----- Extrait du document -----

J’étais au pouvoir trois années à ses côtés et j’assume cette période. Pour le reste, l’Algérie est en panne sur le plan économique, les institutions sont décriées. Le bilan sur le plan social est mauvais. Regardez nos hôpitaux, ce sont des mouroirs. L’école, quant à elle, attend d’être reformée. Les programmes et les classes sont surchargés. Les enseignants ne disposent pas d’outils de travail et quand ils protestent, on dresse contre eux les forces de police.
Sur le plan institutionnel, quelle institution fonctionne en Algérie ? L’Assemblée nationale a été transformée en lieu de soutien pour le président de la République, alors qu’une institution aussi importante devrait être épargnée des luttes partisanes. L’État ne peut être politisé. Or, l’Assemblée s’est transformée en comité de soutien au président Bouteflika. La Cour des comptes est gelée, le contrôle de la dépense publique aussi. Les partis politiques sont déstabilisés. Un seul syndicat est reconnu officiellement [Union générale des travailleurs algériens]. La presse est marginalisée et souffre d’un manque criant d’indépendance. Voici donc le bilan de Bouteflika. Une Algérie qui se cherche, en panne. C’est à cette Algérie que j’offre un projet salvateur, libérateur. Un projet qui ne comprend ni chasse aux sorcières ni revanche. Je suis porteur d’un projet rassembleur, de consensus national. Je veux mettre en place une constitution consensuelle qui n’exclura personne, sauf ceux qui prônent ou utilisent la violence.
En cas de victoire le 17 avril prochain, quelles sont les premières mesures que vous prendriez ?

-----

Consigne -
Traduisez en anglais cette phrase de l'extrait sur le bilan de Bouteflika : « La Cour des comptes est gelée, le contrôle de la dépense publique aussi. »

----- Entrées de données -----

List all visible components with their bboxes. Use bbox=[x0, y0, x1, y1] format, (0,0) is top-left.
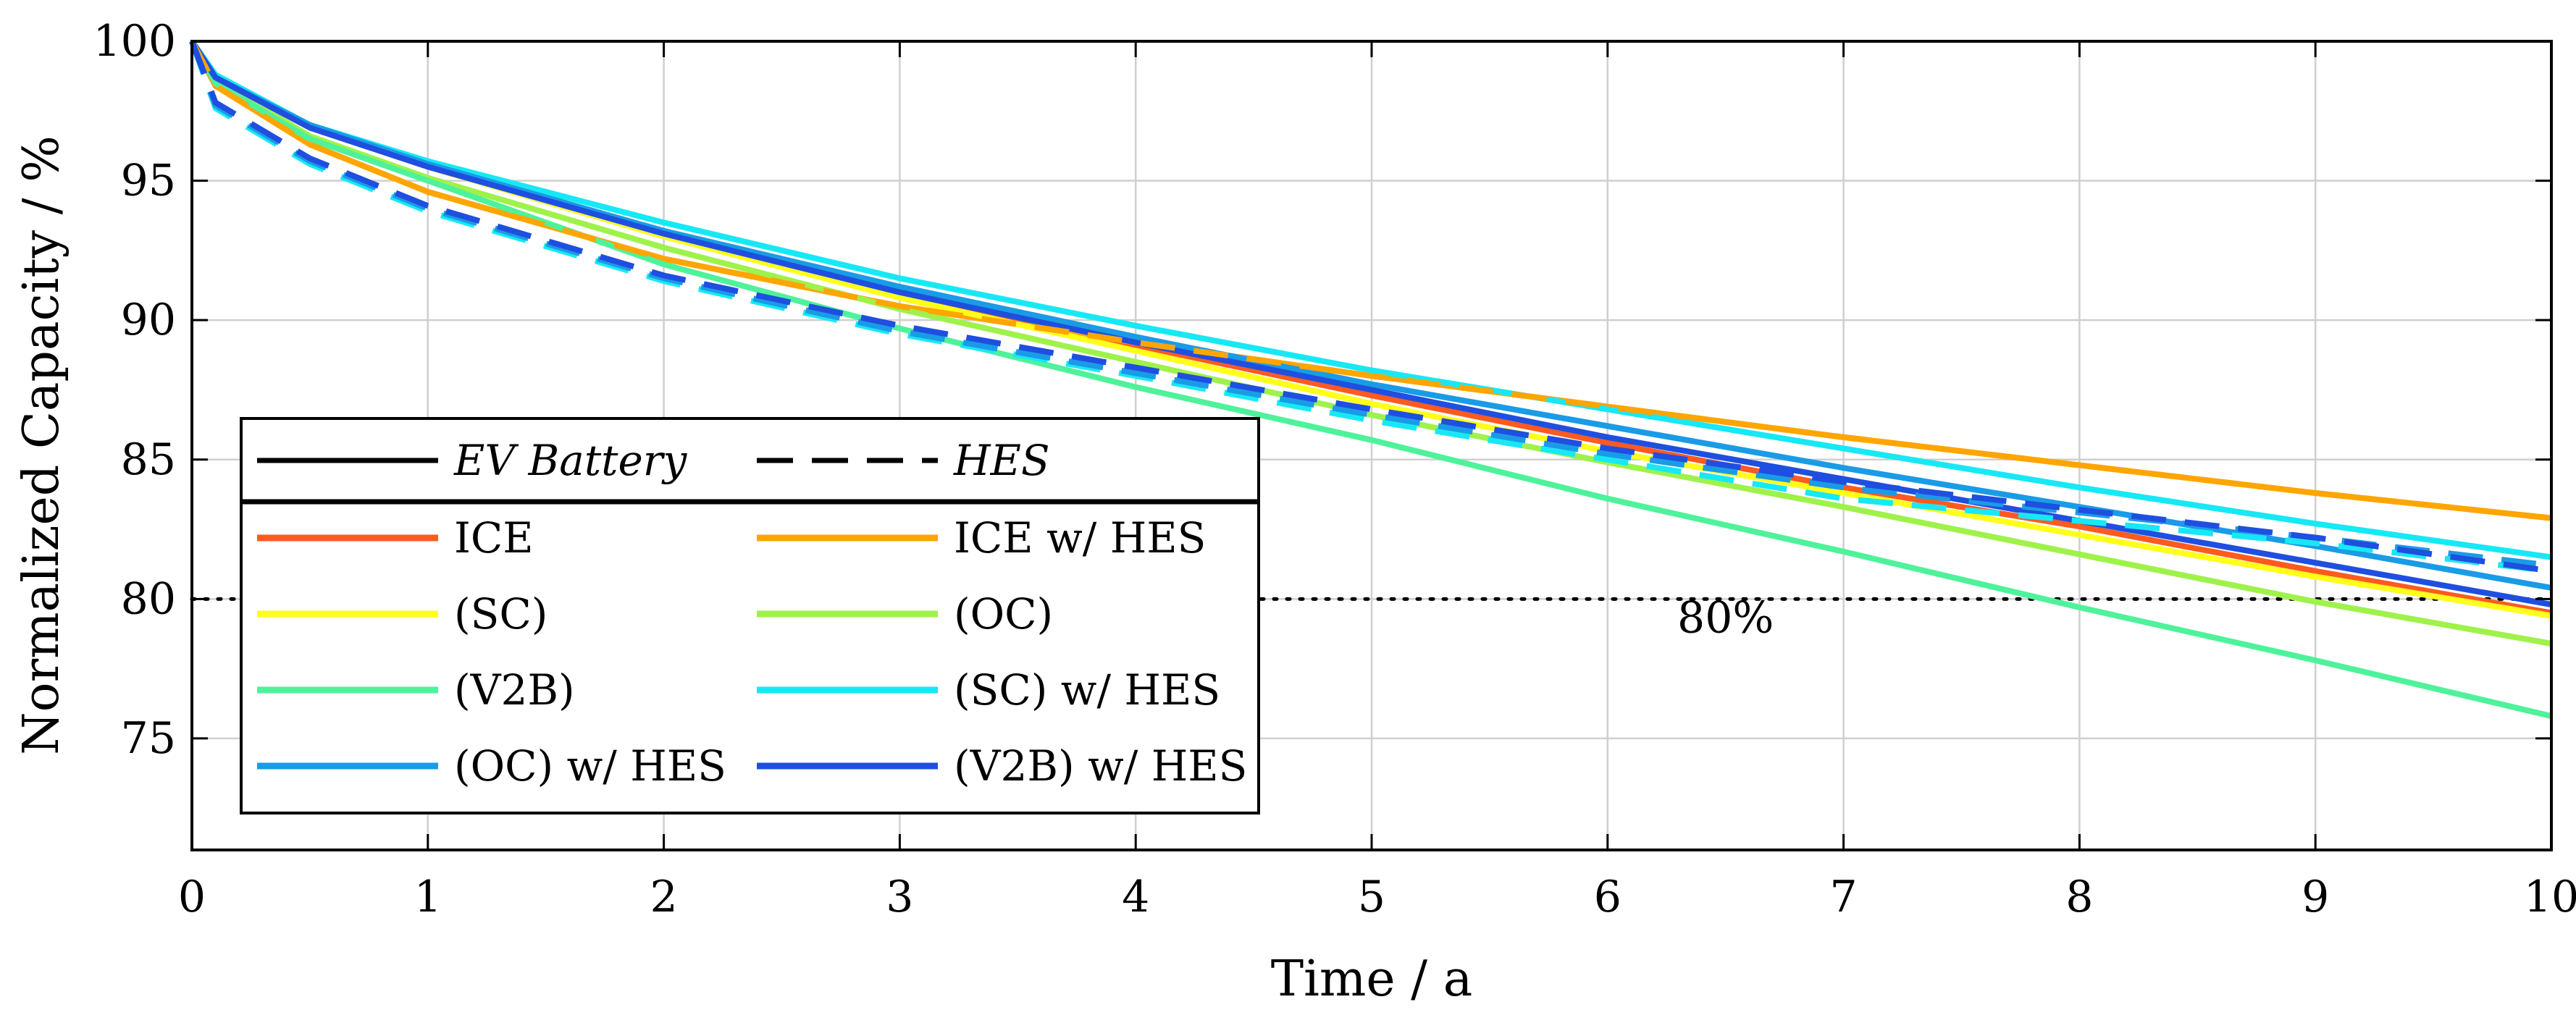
legend-entry-label: (SC) bbox=[454, 589, 547, 639]
x-tick-label: 10 bbox=[2524, 872, 2576, 922]
x-tick-label: 8 bbox=[2065, 872, 2093, 922]
legend-entry-label: (SC) w/ HES bbox=[954, 665, 1220, 715]
legend-style-label: HES bbox=[953, 436, 1050, 485]
legend-entry-label: (V2B) w/ HES bbox=[954, 741, 1247, 791]
x-axis-title: Time / a bbox=[1271, 951, 1473, 1008]
legend-style-label: EV Battery bbox=[453, 436, 688, 485]
legend-entry-label: (OC) bbox=[954, 589, 1053, 639]
y-axis-title: Normalized Capacity / % bbox=[13, 135, 70, 755]
x-tick-label: 6 bbox=[1594, 872, 1621, 922]
axis-ticks: 0 1 2 3 4 5 6 7 8 9 10 75 80 85 90 95 100 bbox=[93, 16, 2576, 922]
y-tick-label: 80 bbox=[121, 573, 176, 624]
legend-entry-label: ICE bbox=[454, 513, 534, 563]
y-tick-label: 75 bbox=[121, 713, 176, 764]
series-group bbox=[189, 39, 2552, 719]
y-tick-label: 100 bbox=[93, 16, 176, 67]
x-tick-label: 3 bbox=[886, 872, 913, 922]
x-tick-label: 2 bbox=[650, 872, 678, 922]
y-tick-label: 85 bbox=[121, 434, 176, 485]
y-tick-label: 95 bbox=[121, 156, 176, 206]
x-tick-label: 1 bbox=[414, 872, 442, 922]
legend-entry-label: ICE w/ HES bbox=[954, 513, 1206, 563]
reference-line-label: 80% bbox=[1677, 593, 1774, 644]
x-tick-label: 0 bbox=[178, 872, 206, 922]
series-line-ice-hes-dashed bbox=[189, 40, 2552, 521]
y-tick-label: 90 bbox=[121, 295, 176, 345]
x-tick-label: 5 bbox=[1358, 872, 1385, 922]
legend-entry-label: (OC) w/ HES bbox=[454, 741, 726, 791]
x-tick-label: 7 bbox=[1830, 872, 1858, 922]
series-line-v2b-hes-dashed bbox=[189, 40, 2552, 574]
series-line-v2b bbox=[189, 40, 2552, 719]
legend-entry-label: (V2B) bbox=[454, 665, 575, 715]
legend: EV Battery HES ICE ICE w/ HES (SC) (OC) (V2B) (… bbox=[240, 417, 1260, 814]
x-tick-label: 9 bbox=[2302, 872, 2329, 922]
x-tick-label: 4 bbox=[1122, 872, 1149, 922]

-----

Production attendue -
The Court of Audit is frozen, and so is oversight of public spending.